Written problem ::
Omit the pictures, please, and give each record below again exactly.

Records for the task ::
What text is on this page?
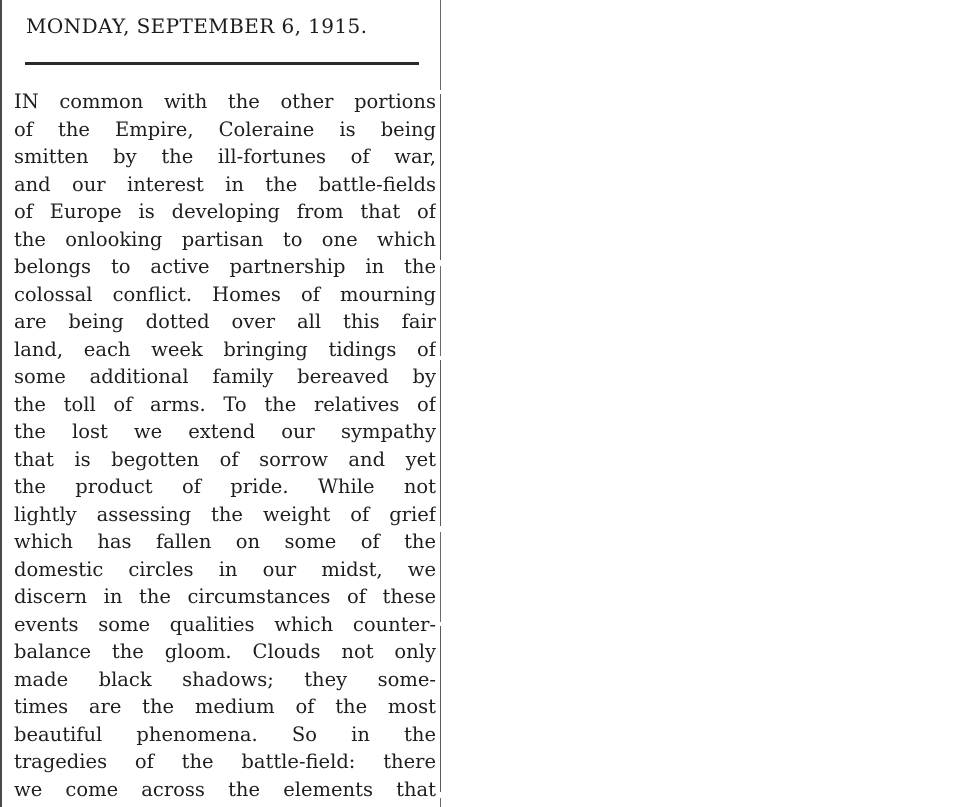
MONDAY, SEPTEMBER 6, 1915.
IN common with the other portions
of the Empire, Coleraine is being
smitten by the ill-fortunes of war,
and our interest in the battle-fields
of Europe is developing from that of
the onlooking partisan to one which
belongs to active partnership in the
colossal conflict. Homes of mourning
are being dotted over all this fair
land, each week bringing tidings of
some additional family bereaved by
the toll of arms. To the relatives of
the lost we extend our sympathy
that is begotten of sorrow and yet
the product of pride. While not
lightly assessing the weight of grief
which has fallen on some of the
domestic circles in our midst, we
discern in the circumstances of these
events some qualities which counter-
balance the gloom. Clouds not only
made black shadows; they some-
times are the medium of the most
beautiful phenomena. So in the
tragedies of the battle-field: there
we come across the elements that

Correct output ::
What text is on this page?
MONDAY, SEPTEMBER 6, 1915.
IN common with the other portions
of the Empire, Coleraine is being
smitten by the ill-fortunes of war,
and our interest in the battle-fields
of Europe is developing from that of
the onlooking partisan to one which
belongs to active partnership in the
colossal conflict. Homes of mourning
are being dotted over all this fair
land, each week bringing tidings of
some additional family bereaved by
the toll of arms. To the relatives of
the lost we extend our sympathy
that is begotten of sorrow and yet
the product of pride. While not
lightly assessing the weight of grief
which has fallen on some of the
domestic circles in our midst, we
discern in the circumstances of these
events some qualities which counter-
balance the gloom. Clouds not only
made black shadows; they some-
times are the medium of the most
beautiful phenomena. So in the
tragedies of the battle-field: there
we come across the elements that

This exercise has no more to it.